Collected data entries
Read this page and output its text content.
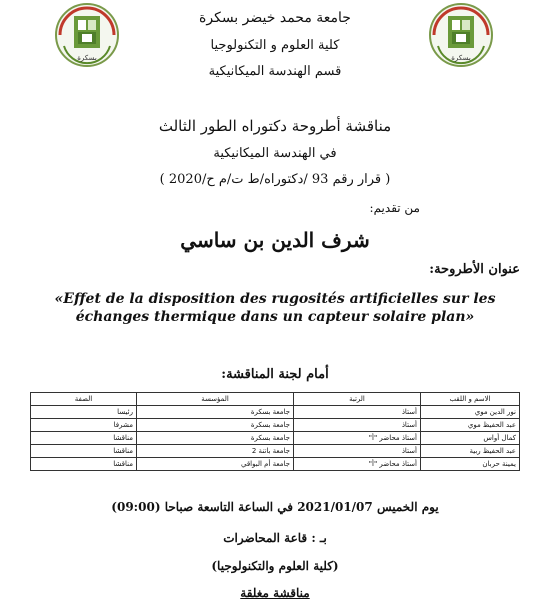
بسكرة	بسكرة
جامعة محمد خيضر بسكرة
كلية العلوم و التكنولوجيا
قسم الهندسة الميكانيكية
مناقشة أطروحة دكتوراه الطور الثالث
في الهندسة الميكانيكية
( قرار رقم 93 /دكتوراه/ط ت/م ح/2020 )
من تقديم:
شرف الدين بن ساسي
عنوان الأطروحة:
«Effet de la disposition des rugosités artificielles sur les échanges thermique dans un capteur solaire plan»
أمام لجنة المناقشة:
الاسم و اللقب	الرتبة	المؤسسة	الصفة
نور الدين موي	أستاذ	جامعة بسكرة	رئيسا
عبد الحفيظ موي	أستاذ	جامعة بسكرة	مشرفا
كمال أواس	أستاذ محاضر "أ"	جامعة بسكرة	مناقشا
عبد الحفيظ ربية	أستاذ	جامعة باتنة 2	مناقشا
يمينة حربان	أستاذ محاضر "أ"	جامعة أم البواقي	مناقشا
يوم الخميس 2021/01/07 في الساعة التاسعة صباحا (09:00)
بـ : قاعة المحاضرات
(كلية العلوم والتكنولوجيا)
مناقشة مغلقة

**Aim**: The material above must be printed exactly, with its pictures left out.

**Solution to this problem**:
Read this page and output its text content.
بسكرة	بسكرة
جامعة محمد خيضر بسكرة
كلية العلوم و التكنولوجيا
قسم الهندسة الميكانيكية
مناقشة أطروحة دكتوراه الطور الثالث
في الهندسة الميكانيكية
( قرار رقم 93 /دكتوراه/ط ت/م ح/2020 )
من تقديم:
شرف الدين بن ساسي
عنوان الأطروحة:
«Effet de la disposition des rugosités artificielles sur les échanges thermique dans un capteur solaire plan»
أمام لجنة المناقشة:
الاسم و اللقب	الرتبة	المؤسسة	الصفة
نور الدين موي	أستاذ	جامعة بسكرة	رئيسا
عبد الحفيظ موي	أستاذ	جامعة بسكرة	مشرفا
كمال أواس	أستاذ محاضر "أ"	جامعة بسكرة	مناقشا
عبد الحفيظ ربية	أستاذ	جامعة باتنة 2	مناقشا
يمينة حربان	أستاذ محاضر "أ"	جامعة أم البواقي	مناقشا
يوم الخميس 2021/01/07 في الساعة التاسعة صباحا (09:00)
بـ : قاعة المحاضرات
(كلية العلوم والتكنولوجيا)
مناقشة مغلقة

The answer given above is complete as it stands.